* _Material_

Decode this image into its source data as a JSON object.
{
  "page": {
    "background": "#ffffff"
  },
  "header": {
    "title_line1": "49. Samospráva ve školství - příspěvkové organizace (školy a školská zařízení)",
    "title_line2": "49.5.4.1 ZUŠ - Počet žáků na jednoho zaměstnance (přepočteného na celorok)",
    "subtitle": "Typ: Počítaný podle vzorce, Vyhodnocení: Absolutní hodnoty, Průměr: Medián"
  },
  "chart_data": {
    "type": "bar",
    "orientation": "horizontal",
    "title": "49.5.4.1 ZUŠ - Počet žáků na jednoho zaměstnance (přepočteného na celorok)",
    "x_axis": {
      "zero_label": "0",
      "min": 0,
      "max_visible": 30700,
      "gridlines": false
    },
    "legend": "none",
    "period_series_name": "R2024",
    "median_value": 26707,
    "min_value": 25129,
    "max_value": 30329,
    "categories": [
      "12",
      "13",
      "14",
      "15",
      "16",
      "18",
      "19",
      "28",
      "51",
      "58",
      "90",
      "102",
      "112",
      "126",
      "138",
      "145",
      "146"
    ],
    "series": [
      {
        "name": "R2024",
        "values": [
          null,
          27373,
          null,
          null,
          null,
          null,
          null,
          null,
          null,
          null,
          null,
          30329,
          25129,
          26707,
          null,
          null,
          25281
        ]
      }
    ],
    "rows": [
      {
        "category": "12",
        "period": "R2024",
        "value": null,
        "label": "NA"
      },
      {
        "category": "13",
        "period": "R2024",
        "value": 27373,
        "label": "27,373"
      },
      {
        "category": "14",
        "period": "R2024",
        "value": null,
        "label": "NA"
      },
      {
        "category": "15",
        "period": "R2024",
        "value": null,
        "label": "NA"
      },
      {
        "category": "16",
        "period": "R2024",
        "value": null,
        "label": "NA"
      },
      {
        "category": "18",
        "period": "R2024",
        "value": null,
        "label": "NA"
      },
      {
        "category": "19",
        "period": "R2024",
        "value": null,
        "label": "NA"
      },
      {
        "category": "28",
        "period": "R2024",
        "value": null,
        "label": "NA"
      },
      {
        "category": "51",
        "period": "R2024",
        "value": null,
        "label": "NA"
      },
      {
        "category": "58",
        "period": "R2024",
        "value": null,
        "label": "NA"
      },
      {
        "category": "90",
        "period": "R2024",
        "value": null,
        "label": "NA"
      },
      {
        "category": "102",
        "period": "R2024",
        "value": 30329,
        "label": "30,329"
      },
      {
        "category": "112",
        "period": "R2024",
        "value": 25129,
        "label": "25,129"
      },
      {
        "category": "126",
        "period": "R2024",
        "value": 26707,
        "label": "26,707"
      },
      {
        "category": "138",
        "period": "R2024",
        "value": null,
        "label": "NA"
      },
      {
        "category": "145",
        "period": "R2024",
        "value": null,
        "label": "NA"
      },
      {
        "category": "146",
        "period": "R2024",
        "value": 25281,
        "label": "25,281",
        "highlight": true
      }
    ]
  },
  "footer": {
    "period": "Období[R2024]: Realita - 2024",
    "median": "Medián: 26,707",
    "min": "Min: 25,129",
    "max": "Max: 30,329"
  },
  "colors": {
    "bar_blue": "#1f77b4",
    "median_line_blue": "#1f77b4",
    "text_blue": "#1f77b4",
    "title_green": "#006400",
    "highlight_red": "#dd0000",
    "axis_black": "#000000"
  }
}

* _Set exercise_
Return all of the entries exactly as written.

* _The reply_
Decode this image into its source data as a JSON object.
{
  "page": {
    "background": "#ffffff"
  },
  "header": {
    "title_line1": "49. Samospráva ve školství - příspěvkové organizace (školy a školská zařízení)",
    "title_line2": "49.5.4.1 ZUŠ - Počet žáků na jednoho zaměstnance (přepočteného na celorok)",
    "subtitle": "Typ: Počítaný podle vzorce, Vyhodnocení: Absolutní hodnoty, Průměr: Medián"
  },
  "chart_data": {
    "type": "bar",
    "orientation": "horizontal",
    "title": "49.5.4.1 ZUŠ - Počet žáků na jednoho zaměstnance (přepočteného na celorok)",
    "x_axis": {
      "zero_label": "0",
      "min": 0,
      "max_visible": 30700,
      "gridlines": false
    },
    "legend": "none",
    "period_series_name": "R2024",
    "median_value": 26707,
    "min_value": 25129,
    "max_value": 30329,
    "categories": [
      "12",
      "13",
      "14",
      "15",
      "16",
      "18",
      "19",
      "28",
      "51",
      "58",
      "90",
      "102",
      "112",
      "126",
      "138",
      "145",
      "146"
    ],
    "series": [
      {
        "name": "R2024",
        "values": [
          null,
          27373,
          null,
          null,
          null,
          null,
          null,
          null,
          null,
          null,
          null,
          30329,
          25129,
          26707,
          null,
          null,
          25281
        ]
      }
    ],
    "rows": [
      {
        "category": "12",
        "period": "R2024",
        "value": null,
        "label": "NA"
      },
      {
        "category": "13",
        "period": "R2024",
        "value": 27373,
        "label": "27,373"
      },
      {
        "category": "14",
        "period": "R2024",
        "value": null,
        "label": "NA"
      },
      {
        "category": "15",
        "period": "R2024",
        "value": null,
        "label": "NA"
      },
      {
        "category": "16",
        "period": "R2024",
        "value": null,
        "label": "NA"
      },
      {
        "category": "18",
        "period": "R2024",
        "value": null,
        "label": "NA"
      },
      {
        "category": "19",
        "period": "R2024",
        "value": null,
        "label": "NA"
      },
      {
        "category": "28",
        "period": "R2024",
        "value": null,
        "label": "NA"
      },
      {
        "category": "51",
        "period": "R2024",
        "value": null,
        "label": "NA"
      },
      {
        "category": "58",
        "period": "R2024",
        "value": null,
        "label": "NA"
      },
      {
        "category": "90",
        "period": "R2024",
        "value": null,
        "label": "NA"
      },
      {
        "category": "102",
        "period": "R2024",
        "value": 30329,
        "label": "30,329"
      },
      {
        "category": "112",
        "period": "R2024",
        "value": 25129,
        "label": "25,129"
      },
      {
        "category": "126",
        "period": "R2024",
        "value": 26707,
        "label": "26,707"
      },
      {
        "category": "138",
        "period": "R2024",
        "value": null,
        "label": "NA"
      },
      {
        "category": "145",
        "period": "R2024",
        "value": null,
        "label": "NA"
      },
      {
        "category": "146",
        "period": "R2024",
        "value": 25281,
        "label": "25,281",
        "highlight": true
      }
    ]
  },
  "footer": {
    "period": "Období[R2024]: Realita - 2024",
    "median": "Medián: 26,707",
    "min": "Min: 25,129",
    "max": "Max: 30,329"
  },
  "colors": {
    "bar_blue": "#1f77b4",
    "median_line_blue": "#1f77b4",
    "text_blue": "#1f77b4",
    "title_green": "#006400",
    "highlight_red": "#dd0000",
    "axis_black": "#000000"
  }
}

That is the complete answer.